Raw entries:
——————————

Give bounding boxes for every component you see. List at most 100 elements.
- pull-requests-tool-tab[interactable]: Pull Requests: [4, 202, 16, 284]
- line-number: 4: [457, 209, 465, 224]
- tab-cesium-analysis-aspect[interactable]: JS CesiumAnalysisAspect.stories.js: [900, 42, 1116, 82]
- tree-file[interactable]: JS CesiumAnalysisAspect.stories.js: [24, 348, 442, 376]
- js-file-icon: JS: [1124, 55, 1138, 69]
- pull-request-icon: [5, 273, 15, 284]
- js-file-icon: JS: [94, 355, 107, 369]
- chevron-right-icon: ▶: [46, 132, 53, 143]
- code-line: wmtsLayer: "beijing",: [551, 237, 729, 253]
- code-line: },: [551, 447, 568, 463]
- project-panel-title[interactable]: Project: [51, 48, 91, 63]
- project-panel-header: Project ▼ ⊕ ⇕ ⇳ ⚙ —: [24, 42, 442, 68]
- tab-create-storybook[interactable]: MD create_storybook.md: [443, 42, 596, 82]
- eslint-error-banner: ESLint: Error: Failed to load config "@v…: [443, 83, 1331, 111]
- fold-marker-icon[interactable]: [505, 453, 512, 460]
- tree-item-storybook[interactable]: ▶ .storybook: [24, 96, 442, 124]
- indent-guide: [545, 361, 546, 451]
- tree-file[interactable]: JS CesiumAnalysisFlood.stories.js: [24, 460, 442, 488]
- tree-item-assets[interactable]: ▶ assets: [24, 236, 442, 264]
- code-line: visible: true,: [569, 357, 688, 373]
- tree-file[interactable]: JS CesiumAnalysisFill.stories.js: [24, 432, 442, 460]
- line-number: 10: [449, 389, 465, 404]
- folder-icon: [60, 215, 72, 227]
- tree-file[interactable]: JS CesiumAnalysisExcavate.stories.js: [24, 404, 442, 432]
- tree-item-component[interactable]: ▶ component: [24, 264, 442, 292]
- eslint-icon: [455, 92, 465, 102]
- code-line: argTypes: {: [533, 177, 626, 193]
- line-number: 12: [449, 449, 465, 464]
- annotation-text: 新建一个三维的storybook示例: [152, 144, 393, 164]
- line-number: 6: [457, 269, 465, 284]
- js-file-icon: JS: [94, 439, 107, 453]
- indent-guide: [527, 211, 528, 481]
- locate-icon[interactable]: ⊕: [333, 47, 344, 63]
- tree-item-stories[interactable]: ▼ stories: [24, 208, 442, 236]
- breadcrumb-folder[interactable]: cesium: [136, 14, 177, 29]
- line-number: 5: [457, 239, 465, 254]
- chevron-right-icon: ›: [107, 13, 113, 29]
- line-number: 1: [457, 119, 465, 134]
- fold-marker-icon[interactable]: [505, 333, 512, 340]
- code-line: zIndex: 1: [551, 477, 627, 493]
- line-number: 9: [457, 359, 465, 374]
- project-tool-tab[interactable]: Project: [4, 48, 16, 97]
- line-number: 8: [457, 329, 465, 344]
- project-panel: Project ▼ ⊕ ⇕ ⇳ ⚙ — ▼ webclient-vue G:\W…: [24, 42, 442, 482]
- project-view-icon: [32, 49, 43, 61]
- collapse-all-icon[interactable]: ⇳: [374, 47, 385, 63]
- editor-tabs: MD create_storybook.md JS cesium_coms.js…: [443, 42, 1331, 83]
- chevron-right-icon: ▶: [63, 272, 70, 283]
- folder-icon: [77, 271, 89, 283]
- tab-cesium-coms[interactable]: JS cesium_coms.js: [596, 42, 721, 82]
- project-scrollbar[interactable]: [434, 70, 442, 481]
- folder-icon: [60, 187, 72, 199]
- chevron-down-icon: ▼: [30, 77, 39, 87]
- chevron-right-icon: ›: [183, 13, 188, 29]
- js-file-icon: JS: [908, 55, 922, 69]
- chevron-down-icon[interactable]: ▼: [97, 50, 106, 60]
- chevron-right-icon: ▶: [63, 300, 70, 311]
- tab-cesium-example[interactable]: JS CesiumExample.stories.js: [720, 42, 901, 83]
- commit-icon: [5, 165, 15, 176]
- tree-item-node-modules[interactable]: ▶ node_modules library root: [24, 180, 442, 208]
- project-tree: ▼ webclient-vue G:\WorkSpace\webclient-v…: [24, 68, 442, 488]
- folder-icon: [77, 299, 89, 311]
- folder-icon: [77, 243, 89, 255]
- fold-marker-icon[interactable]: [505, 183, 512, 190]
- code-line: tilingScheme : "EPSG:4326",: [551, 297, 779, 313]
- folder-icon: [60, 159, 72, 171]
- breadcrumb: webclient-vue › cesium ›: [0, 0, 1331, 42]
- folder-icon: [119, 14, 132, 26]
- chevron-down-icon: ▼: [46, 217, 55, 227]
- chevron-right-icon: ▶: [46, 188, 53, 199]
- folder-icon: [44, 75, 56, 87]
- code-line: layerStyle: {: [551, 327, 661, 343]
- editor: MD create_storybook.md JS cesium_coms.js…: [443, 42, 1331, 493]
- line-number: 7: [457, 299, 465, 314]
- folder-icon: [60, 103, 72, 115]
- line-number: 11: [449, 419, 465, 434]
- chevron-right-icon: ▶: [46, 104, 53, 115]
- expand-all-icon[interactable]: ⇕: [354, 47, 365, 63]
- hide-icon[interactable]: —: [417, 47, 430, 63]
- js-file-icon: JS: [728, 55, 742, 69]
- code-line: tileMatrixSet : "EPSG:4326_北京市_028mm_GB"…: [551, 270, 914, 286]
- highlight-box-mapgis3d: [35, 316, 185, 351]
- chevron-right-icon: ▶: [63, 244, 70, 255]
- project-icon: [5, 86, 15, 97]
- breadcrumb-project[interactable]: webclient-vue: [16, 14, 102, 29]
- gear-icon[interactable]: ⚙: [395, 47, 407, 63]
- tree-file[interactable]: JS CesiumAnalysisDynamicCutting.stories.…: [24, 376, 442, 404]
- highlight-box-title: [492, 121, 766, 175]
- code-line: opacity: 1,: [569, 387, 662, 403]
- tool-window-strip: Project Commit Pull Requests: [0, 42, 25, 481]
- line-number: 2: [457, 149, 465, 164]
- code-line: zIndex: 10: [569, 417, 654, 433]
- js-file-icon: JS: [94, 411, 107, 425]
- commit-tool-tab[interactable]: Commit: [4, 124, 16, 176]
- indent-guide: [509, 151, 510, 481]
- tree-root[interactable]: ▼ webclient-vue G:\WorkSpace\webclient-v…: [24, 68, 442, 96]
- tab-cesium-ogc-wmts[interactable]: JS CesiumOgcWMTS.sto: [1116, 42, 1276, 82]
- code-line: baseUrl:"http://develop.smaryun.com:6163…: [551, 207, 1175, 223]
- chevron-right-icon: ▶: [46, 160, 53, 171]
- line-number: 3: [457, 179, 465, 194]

——————————

● REQUIREMENT:
Present every line of the entries above as a numbered list, skipping any blank lines.

● RESULT OF THE TASK:
1. Give bounding boxes for every component you see. List at most 100 elements.
2. - pull-requests-tool-tab[interactable]: Pull Requests: [4, 202, 16, 284]
3. - line-number: 4: [457, 209, 465, 224]
4. - tab-cesium-analysis-aspect[interactable]: JS CesiumAnalysisAspect.stories.js: [900, 42, 1116, 82]
5. - tree-file[interactable]: JS CesiumAnalysisAspect.stories.js: [24, 348, 442, 376]
6. - js-file-icon: JS: [1124, 55, 1138, 69]
7. - pull-request-icon: [5, 273, 15, 284]
8. - js-file-icon: JS: [94, 355, 107, 369]
9. - chevron-right-icon: ▶: [46, 132, 53, 143]
10. - code-line: wmtsLayer: "beijing",: [551, 237, 729, 253]
11. - code-line: },: [551, 447, 568, 463]
12. - project-panel-title[interactable]: Project: [51, 48, 91, 63]
13. - project-panel-header: Project ▼ ⊕ ⇕ ⇳ ⚙ —: [24, 42, 442, 68]
14. - tab-create-storybook[interactable]: MD create_storybook.md: [443, 42, 596, 82]
15. - eslint-error-banner: ESLint: Error: Failed to load config "@v…: [443, 83, 1331, 111]
16. - fold-marker-icon[interactable]: [505, 453, 512, 460]
17. - tree-item-storybook[interactable]: ▶ .storybook: [24, 96, 442, 124]
18. - indent-guide: [545, 361, 546, 451]
19. - tree-file[interactable]: JS CesiumAnalysisFlood.stories.js: [24, 460, 442, 488]
20. - tree-item-assets[interactable]: ▶ assets: [24, 236, 442, 264]
21. - code-line: visible: true,: [569, 357, 688, 373]
22. - tree-file[interactable]: JS CesiumAnalysisFill.stories.js: [24, 432, 442, 460]
23. - line-number: 10: [449, 389, 465, 404]
24. - folder-icon: [60, 215, 72, 227]
25. - tree-file[interactable]: JS CesiumAnalysisExcavate.stories.js: [24, 404, 442, 432]
26. - tree-item-component[interactable]: ▶ component: [24, 264, 442, 292]
27. - eslint-icon: [455, 92, 465, 102]
28. - code-line: argTypes: {: [533, 177, 626, 193]
29. - line-number: 12: [449, 449, 465, 464]
30. - annotation-text: 新建一个三维的storybook示例: [152, 144, 393, 164]
31. - line-number: 6: [457, 269, 465, 284]
32. - js-file-icon: JS: [94, 439, 107, 453]
33. - indent-guide: [527, 211, 528, 481]
34. - locate-icon[interactable]: ⊕: [333, 47, 344, 63]
35. - tree-item-stories[interactable]: ▼ stories: [24, 208, 442, 236]
36. - breadcrumb-folder[interactable]: cesium: [136, 14, 177, 29]
37. - line-number: 5: [457, 239, 465, 254]
38. - chevron-right-icon: ›: [107, 13, 113, 29]
39. - line-number: 1: [457, 119, 465, 134]
40. - fold-marker-icon[interactable]: [505, 333, 512, 340]
41. - code-line: zIndex: 1: [551, 477, 627, 493]
42. - line-number: 9: [457, 359, 465, 374]
43. - project-tool-tab[interactable]: Project: [4, 48, 16, 97]
44. - line-number: 8: [457, 329, 465, 344]
45. - project-panel: Project ▼ ⊕ ⇕ ⇳ ⚙ — ▼ webclient-vue G:\W…: [24, 42, 442, 482]
46. - project-view-icon: [32, 49, 43, 61]
47. - collapse-all-icon[interactable]: ⇳: [374, 47, 385, 63]
48. - editor-tabs: MD create_storybook.md JS cesium_coms.js…: [443, 42, 1331, 83]
49. - chevron-right-icon: ▶: [63, 272, 70, 283]
50. - folder-icon: [77, 271, 89, 283]
51. - tab-cesium-coms[interactable]: JS cesium_coms.js: [596, 42, 721, 82]
52. - project-scrollbar[interactable]: [434, 70, 442, 481]
53. - folder-icon: [60, 187, 72, 199]
54. - chevron-down-icon: ▼: [30, 77, 39, 87]
55. - chevron-right-icon: ›: [183, 13, 188, 29]
56. - js-file-icon: JS: [908, 55, 922, 69]
57. - chevron-down-icon[interactable]: ▼: [97, 50, 106, 60]
58. - chevron-right-icon: ▶: [63, 300, 70, 311]
59. - tab-cesium-example[interactable]: JS CesiumExample.stories.js: [720, 42, 901, 83]
60. - commit-icon: [5, 165, 15, 176]
61. - tree-item-node-modules[interactable]: ▶ node_modules library root: [24, 180, 442, 208]
62. - project-tree: ▼ webclient-vue G:\WorkSpace\webclient-v…: [24, 68, 442, 488]
63. - folder-icon: [77, 299, 89, 311]
64. - folder-icon: [77, 243, 89, 255]
65. - fold-marker-icon[interactable]: [505, 183, 512, 190]
66. - code-line: tilingScheme : "EPSG:4326",: [551, 297, 779, 313]
67. - folder-icon: [60, 159, 72, 171]
68. - breadcrumb: webclient-vue › cesium ›: [0, 0, 1331, 42]
69. - folder-icon: [119, 14, 132, 26]
70. - chevron-down-icon: ▼: [46, 217, 55, 227]
71. - chevron-right-icon: ▶: [46, 188, 53, 199]
72. - folder-icon: [44, 75, 56, 87]
73. - code-line: layerStyle: {: [551, 327, 661, 343]
74. - editor: MD create_storybook.md JS cesium_coms.js…: [443, 42, 1331, 493]
75. - line-number: 7: [457, 299, 465, 314]
76. - folder-icon: [60, 103, 72, 115]
77. - line-number: 11: [449, 419, 465, 434]
78. - chevron-right-icon: ▶: [46, 104, 53, 115]
79. - expand-all-icon[interactable]: ⇕: [354, 47, 365, 63]
80. - hide-icon[interactable]: —: [417, 47, 430, 63]
81. - js-file-icon: JS: [728, 55, 742, 69]
82. - code-line: tileMatrixSet : "EPSG:4326_北京市_028mm_GB"…: [551, 270, 914, 286]
83. - highlight-box-mapgis3d: [35, 316, 185, 351]
84. - chevron-right-icon: ▶: [63, 244, 70, 255]
85. - project-icon: [5, 86, 15, 97]
86. - breadcrumb-project[interactable]: webclient-vue: [16, 14, 102, 29]
87. - gear-icon[interactable]: ⚙: [395, 47, 407, 63]
88. - tree-file[interactable]: JS CesiumAnalysisDynamicCutting.stories.…: [24, 376, 442, 404]
89. - highlight-box-title: [492, 121, 766, 175]
90. - code-line: opacity: 1,: [569, 387, 662, 403]
91. - tool-window-strip: Project Commit Pull Requests: [0, 42, 25, 481]
92. - line-number: 2: [457, 149, 465, 164]
93. - code-line: zIndex: 10: [569, 417, 654, 433]
94. - js-file-icon: JS: [94, 411, 107, 425]
95. - commit-tool-tab[interactable]: Commit: [4, 124, 16, 176]
96. - indent-guide: [509, 151, 510, 481]
97. - tree-root[interactable]: ▼ webclient-vue G:\WorkSpace\webclient-v…: [24, 68, 442, 96]
98. - tab-cesium-ogc-wmts[interactable]: JS CesiumOgcWMTS.sto: [1116, 42, 1276, 82]
99. - code-line: baseUrl:"http://develop.smaryun.com:6163…: [551, 207, 1175, 223]
100. - chevron-right-icon: ▶: [46, 160, 53, 171]
101. - line-number: 3: [457, 179, 465, 194]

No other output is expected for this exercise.